Given problem
Give the data below again exactly as written, without its pictures.

Record set
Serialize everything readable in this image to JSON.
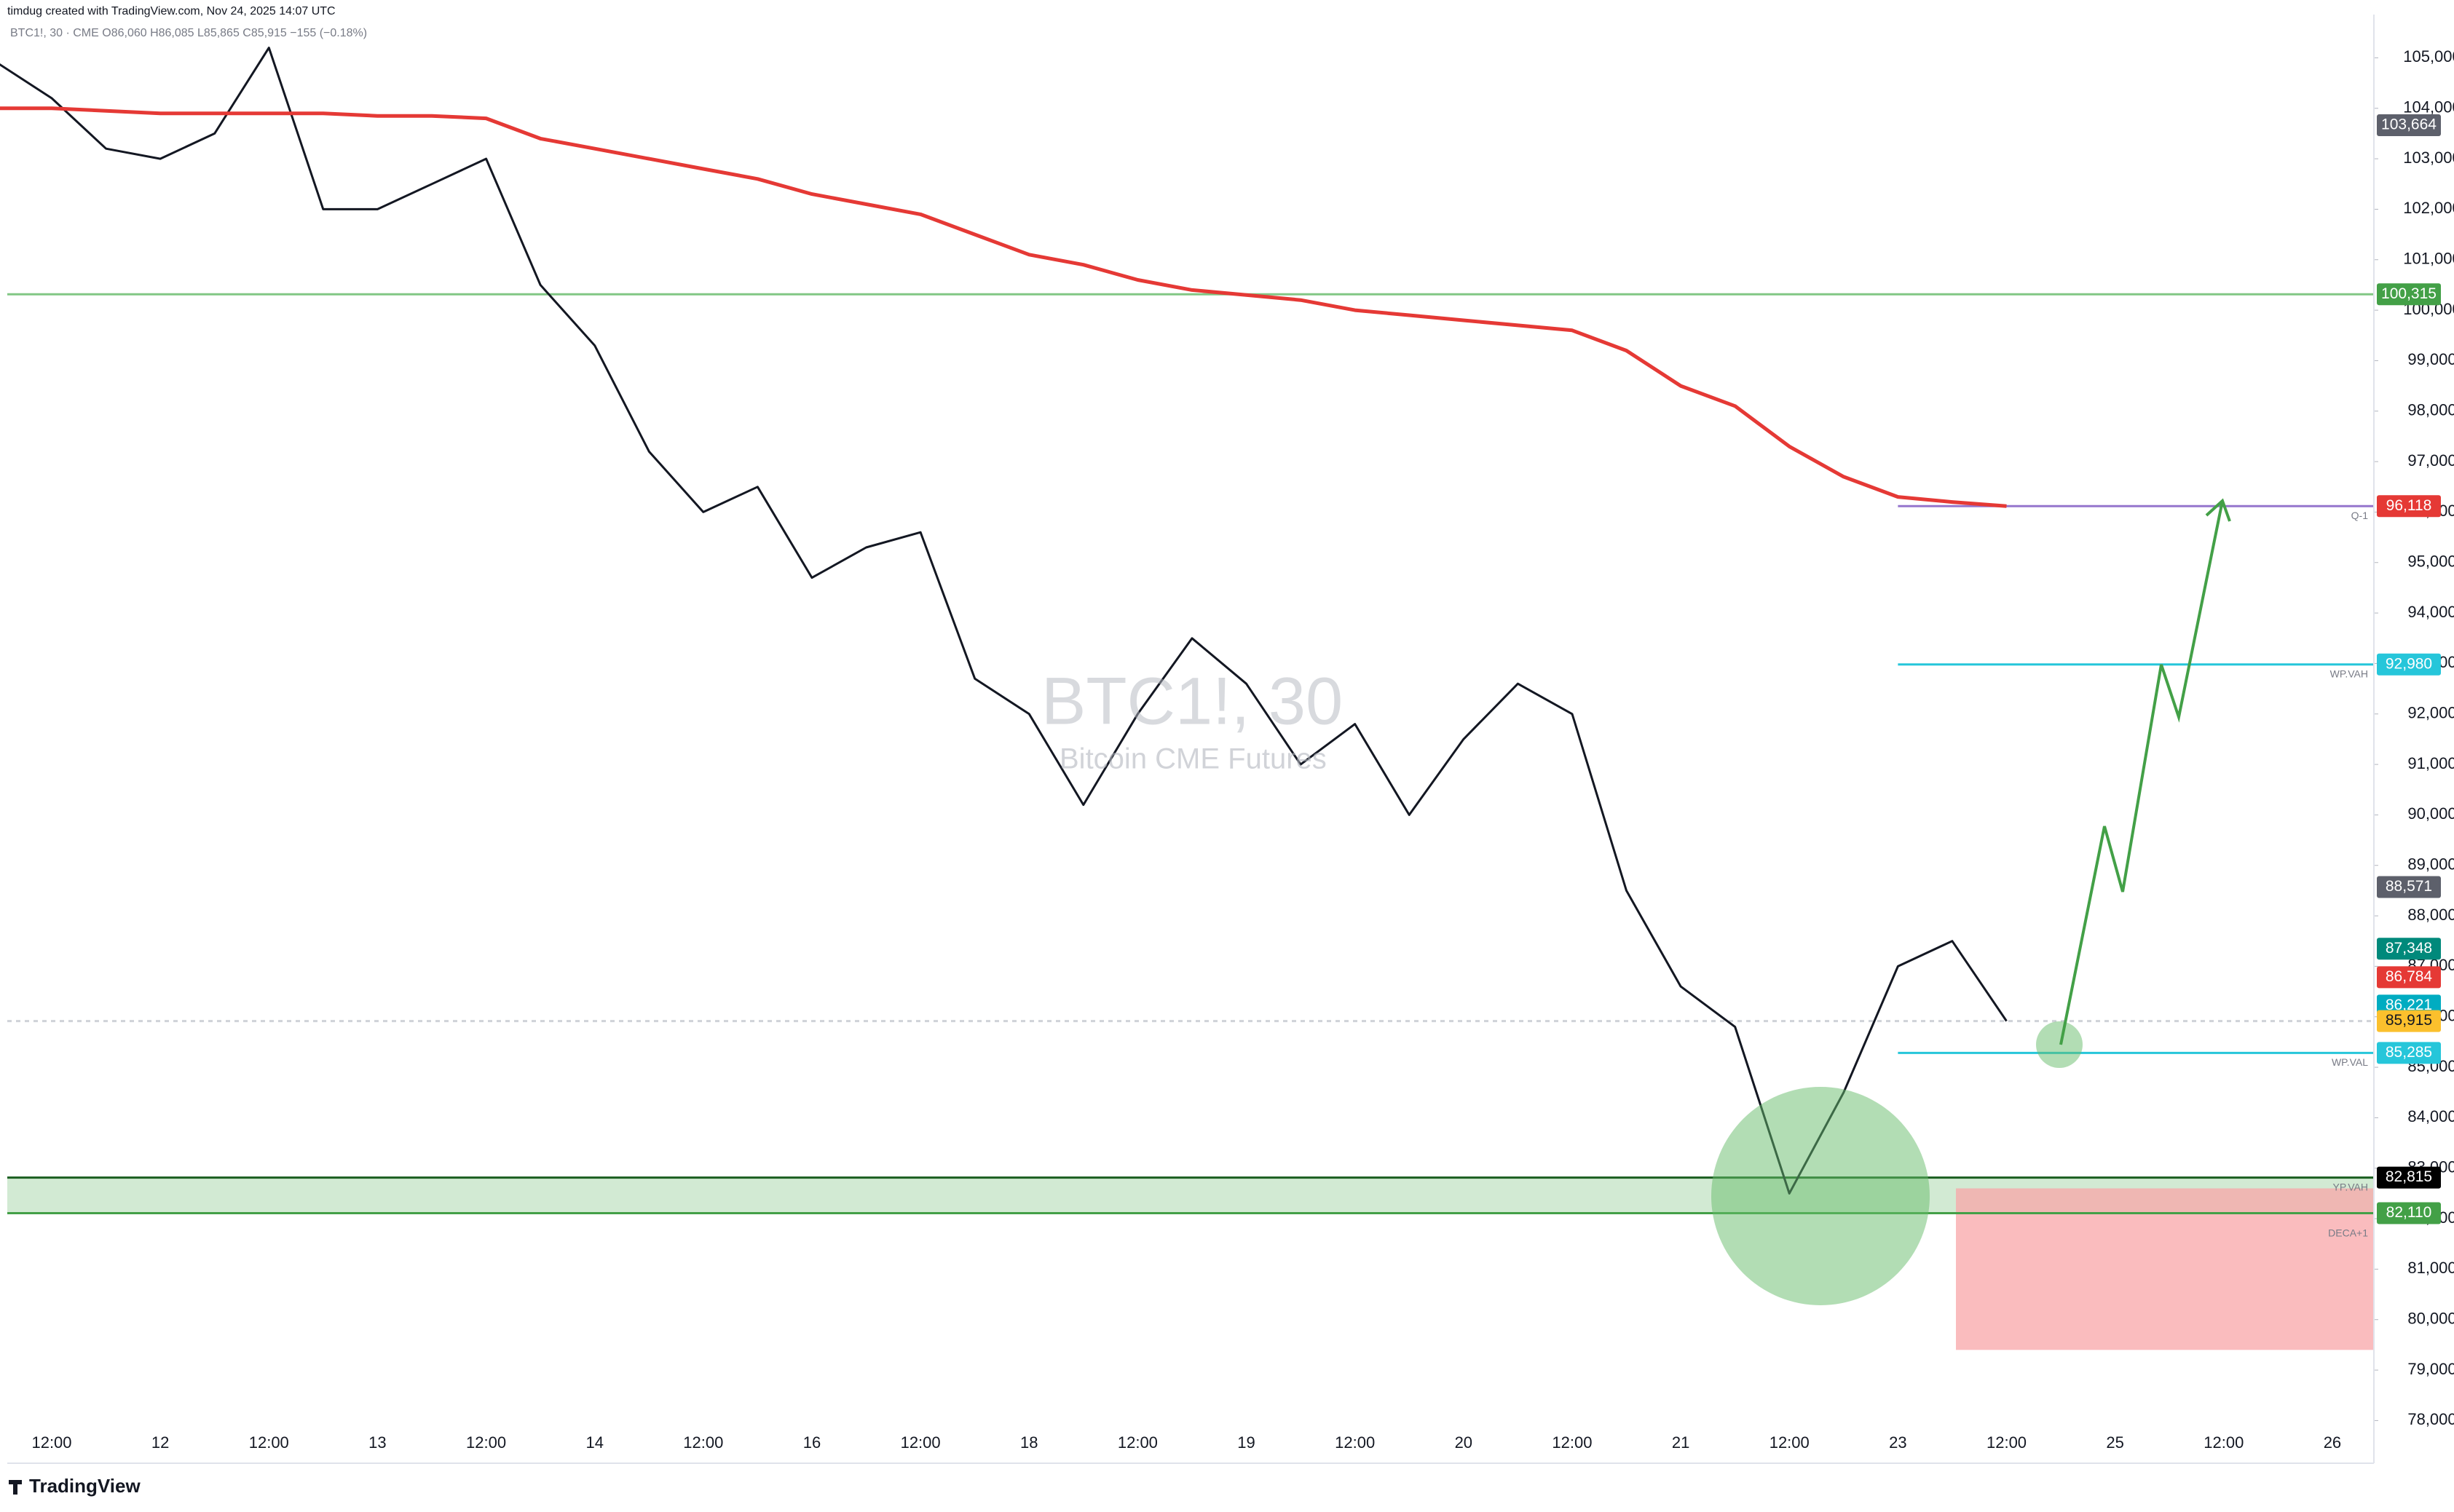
{
  "chart_data": {
    "type": "line",
    "header": "timdug created with TradingView.com, Nov 24, 2025 14:07 UTC",
    "legend_line": "BTC1!, 30 · CME  O86,060 H86,085 L85,865 C85,915 −155 (−0.18%)",
    "watermark_title": "BTC1!, 30",
    "watermark_subtitle": "Bitcoin CME Futures",
    "brand": "TradingView",
    "categories": [
      null,
      "12:00",
      null,
      "12",
      null,
      "12:00",
      null,
      "13",
      null,
      "12:00",
      null,
      "14",
      null,
      "12:00",
      null,
      "16",
      null,
      "12:00",
      null,
      "18",
      null,
      "12:00",
      null,
      "19",
      null,
      "12:00",
      null,
      "20",
      null,
      "12:00",
      null,
      "21",
      null,
      "12:00",
      null,
      "23",
      null,
      "12:00",
      null,
      "25",
      null,
      "12:00",
      null,
      "26"
    ],
    "series": [
      {
        "name": "BTC1!",
        "color": "#131722",
        "values": [
          104900,
          104200,
          103200,
          103000,
          103500,
          105200,
          102000,
          102000,
          102500,
          103000,
          100500,
          99300,
          97200,
          96000,
          96500,
          94700,
          95300,
          95600,
          92700,
          92000,
          90200,
          92000,
          93500,
          92600,
          91000,
          91800,
          90000,
          91500,
          92600,
          92000,
          88500,
          86600,
          85800,
          82500,
          84500,
          87000,
          87500,
          85915,
          null,
          null,
          null,
          null,
          null,
          null
        ]
      },
      {
        "name": "MA",
        "color": "#e53935",
        "values": [
          104000,
          104000,
          103950,
          103900,
          103900,
          103900,
          103900,
          103850,
          103850,
          103800,
          103400,
          103200,
          103000,
          102800,
          102600,
          102300,
          102100,
          101900,
          101500,
          101100,
          100900,
          100600,
          100400,
          100300,
          100200,
          100000,
          99900,
          99800,
          99700,
          99600,
          99200,
          98500,
          98100,
          97300,
          96700,
          96300,
          96200,
          96118,
          null,
          null,
          null,
          null,
          null,
          null
        ]
      }
    ],
    "ylim": [
      77876,
      105713
    ],
    "yticks": [
      {
        "value": 78000,
        "label": "78,000"
      },
      {
        "value": 79000,
        "label": "79,000"
      },
      {
        "value": 80000,
        "label": "80,000"
      },
      {
        "value": 81000,
        "label": "81,000"
      },
      {
        "value": 82000,
        "label": "82,000"
      },
      {
        "value": 83000,
        "label": "83,000"
      },
      {
        "value": 84000,
        "label": "84,000"
      },
      {
        "value": 85000,
        "label": "85,000"
      },
      {
        "value": 86000,
        "label": "86,000"
      },
      {
        "value": 87000,
        "label": "87,000"
      },
      {
        "value": 88000,
        "label": "88,000"
      },
      {
        "value": 89000,
        "label": "89,000"
      },
      {
        "value": 90000,
        "label": "90,000"
      },
      {
        "value": 91000,
        "label": "91,000"
      },
      {
        "value": 92000,
        "label": "92,000"
      },
      {
        "value": 93000,
        "label": "93,000"
      },
      {
        "value": 94000,
        "label": "94,000"
      },
      {
        "value": 95000,
        "label": "95,000"
      },
      {
        "value": 96000,
        "label": "96,000"
      },
      {
        "value": 97000,
        "label": "97,000"
      },
      {
        "value": 98000,
        "label": "98,000"
      },
      {
        "value": 99000,
        "label": "99,000"
      },
      {
        "value": 100000,
        "label": "100,000"
      },
      {
        "value": 101000,
        "label": "101,000"
      },
      {
        "value": 102000,
        "label": "102,000"
      },
      {
        "value": 103000,
        "label": "103,000"
      },
      {
        "value": 104000,
        "label": "104,000"
      },
      {
        "value": 105000,
        "label": "105,000"
      }
    ],
    "price_labels": [
      {
        "value": 103664,
        "label": "103,664",
        "color": "#5d606b"
      },
      {
        "value": 100315,
        "label": "100,315",
        "color": "#43a047",
        "line_color": "#81c784",
        "start": 0
      },
      {
        "value": 96118,
        "label": "96,118",
        "color": "#e53935",
        "line_color": "#9575cd",
        "start": 35
      },
      {
        "value": 92980,
        "label": "92,980",
        "color": "#26c6da",
        "line_color": "#26c6da",
        "start": 35
      },
      {
        "value": 88571,
        "label": "88,571",
        "color": "#5d606b"
      },
      {
        "value": 87348,
        "label": "87,348",
        "color": "#00897b"
      },
      {
        "value": 86784,
        "label": "86,784",
        "color": "#e53935"
      },
      {
        "value": 86221,
        "label": "86,221",
        "color": "#00acc1"
      },
      {
        "value": 85915,
        "label": "85,915",
        "color": "#fbc02d",
        "line_color": "#cfd2d8",
        "start": 0,
        "dash": true
      },
      {
        "value": 85285,
        "label": "85,285",
        "color": "#26c6da",
        "line_color": "#26c6da",
        "start": 35
      },
      {
        "value": 82815,
        "label": "82,815",
        "color": "#000000",
        "line_color": "#1b5e20",
        "start": 0
      },
      {
        "value": 82110,
        "label": "82,110",
        "color": "#43a047",
        "line_color": "#43a047",
        "start": 0
      }
    ],
    "zone": [
      82110,
      82815
    ],
    "risk_box": [
      79400,
      82600
    ],
    "annotations": [
      {
        "text": "Q-1",
        "value": 96118
      },
      {
        "text": "WP.VAH",
        "value": 92980
      },
      {
        "text": "WP.VAL",
        "value": 85285
      },
      {
        "text": "YP.VAH",
        "value": 82815
      },
      {
        "text": "DECA+1",
        "value": 81900
      }
    ]
  }
}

Expected answer
Serialize everything readable in this image to JSON.
{
  "chart_data": {
    "type": "line",
    "header": "timdug created with TradingView.com, Nov 24, 2025 14:07 UTC",
    "legend_line": "BTC1!, 30 · CME  O86,060 H86,085 L85,865 C85,915 −155 (−0.18%)",
    "watermark_title": "BTC1!, 30",
    "watermark_subtitle": "Bitcoin CME Futures",
    "brand": "TradingView",
    "categories": [
      null,
      "12:00",
      null,
      "12",
      null,
      "12:00",
      null,
      "13",
      null,
      "12:00",
      null,
      "14",
      null,
      "12:00",
      null,
      "16",
      null,
      "12:00",
      null,
      "18",
      null,
      "12:00",
      null,
      "19",
      null,
      "12:00",
      null,
      "20",
      null,
      "12:00",
      null,
      "21",
      null,
      "12:00",
      null,
      "23",
      null,
      "12:00",
      null,
      "25",
      null,
      "12:00",
      null,
      "26"
    ],
    "series": [
      {
        "name": "BTC1!",
        "color": "#131722",
        "values": [
          104900,
          104200,
          103200,
          103000,
          103500,
          105200,
          102000,
          102000,
          102500,
          103000,
          100500,
          99300,
          97200,
          96000,
          96500,
          94700,
          95300,
          95600,
          92700,
          92000,
          90200,
          92000,
          93500,
          92600,
          91000,
          91800,
          90000,
          91500,
          92600,
          92000,
          88500,
          86600,
          85800,
          82500,
          84500,
          87000,
          87500,
          85915,
          null,
          null,
          null,
          null,
          null,
          null
        ]
      },
      {
        "name": "MA",
        "color": "#e53935",
        "values": [
          104000,
          104000,
          103950,
          103900,
          103900,
          103900,
          103900,
          103850,
          103850,
          103800,
          103400,
          103200,
          103000,
          102800,
          102600,
          102300,
          102100,
          101900,
          101500,
          101100,
          100900,
          100600,
          100400,
          100300,
          100200,
          100000,
          99900,
          99800,
          99700,
          99600,
          99200,
          98500,
          98100,
          97300,
          96700,
          96300,
          96200,
          96118,
          null,
          null,
          null,
          null,
          null,
          null
        ]
      }
    ],
    "ylim": [
      77876,
      105713
    ],
    "yticks": [
      {
        "value": 78000,
        "label": "78,000"
      },
      {
        "value": 79000,
        "label": "79,000"
      },
      {
        "value": 80000,
        "label": "80,000"
      },
      {
        "value": 81000,
        "label": "81,000"
      },
      {
        "value": 82000,
        "label": "82,000"
      },
      {
        "value": 83000,
        "label": "83,000"
      },
      {
        "value": 84000,
        "label": "84,000"
      },
      {
        "value": 85000,
        "label": "85,000"
      },
      {
        "value": 86000,
        "label": "86,000"
      },
      {
        "value": 87000,
        "label": "87,000"
      },
      {
        "value": 88000,
        "label": "88,000"
      },
      {
        "value": 89000,
        "label": "89,000"
      },
      {
        "value": 90000,
        "label": "90,000"
      },
      {
        "value": 91000,
        "label": "91,000"
      },
      {
        "value": 92000,
        "label": "92,000"
      },
      {
        "value": 93000,
        "label": "93,000"
      },
      {
        "value": 94000,
        "label": "94,000"
      },
      {
        "value": 95000,
        "label": "95,000"
      },
      {
        "value": 96000,
        "label": "96,000"
      },
      {
        "value": 97000,
        "label": "97,000"
      },
      {
        "value": 98000,
        "label": "98,000"
      },
      {
        "value": 99000,
        "label": "99,000"
      },
      {
        "value": 100000,
        "label": "100,000"
      },
      {
        "value": 101000,
        "label": "101,000"
      },
      {
        "value": 102000,
        "label": "102,000"
      },
      {
        "value": 103000,
        "label": "103,000"
      },
      {
        "value": 104000,
        "label": "104,000"
      },
      {
        "value": 105000,
        "label": "105,000"
      }
    ],
    "price_labels": [
      {
        "value": 103664,
        "label": "103,664",
        "color": "#5d606b"
      },
      {
        "value": 100315,
        "label": "100,315",
        "color": "#43a047",
        "line_color": "#81c784",
        "start": 0
      },
      {
        "value": 96118,
        "label": "96,118",
        "color": "#e53935",
        "line_color": "#9575cd",
        "start": 35
      },
      {
        "value": 92980,
        "label": "92,980",
        "color": "#26c6da",
        "line_color": "#26c6da",
        "start": 35
      },
      {
        "value": 88571,
        "label": "88,571",
        "color": "#5d606b"
      },
      {
        "value": 87348,
        "label": "87,348",
        "color": "#00897b"
      },
      {
        "value": 86784,
        "label": "86,784",
        "color": "#e53935"
      },
      {
        "value": 86221,
        "label": "86,221",
        "color": "#00acc1"
      },
      {
        "value": 85915,
        "label": "85,915",
        "color": "#fbc02d",
        "line_color": "#cfd2d8",
        "start": 0,
        "dash": true
      },
      {
        "value": 85285,
        "label": "85,285",
        "color": "#26c6da",
        "line_color": "#26c6da",
        "start": 35
      },
      {
        "value": 82815,
        "label": "82,815",
        "color": "#000000",
        "line_color": "#1b5e20",
        "start": 0
      },
      {
        "value": 82110,
        "label": "82,110",
        "color": "#43a047",
        "line_color": "#43a047",
        "start": 0
      }
    ],
    "zone": [
      82110,
      82815
    ],
    "risk_box": [
      79400,
      82600
    ],
    "annotations": [
      {
        "text": "Q-1",
        "value": 96118
      },
      {
        "text": "WP.VAH",
        "value": 92980
      },
      {
        "text": "WP.VAL",
        "value": 85285
      },
      {
        "text": "YP.VAH",
        "value": 82815
      },
      {
        "text": "DECA+1",
        "value": 81900
      }
    ]
  }
}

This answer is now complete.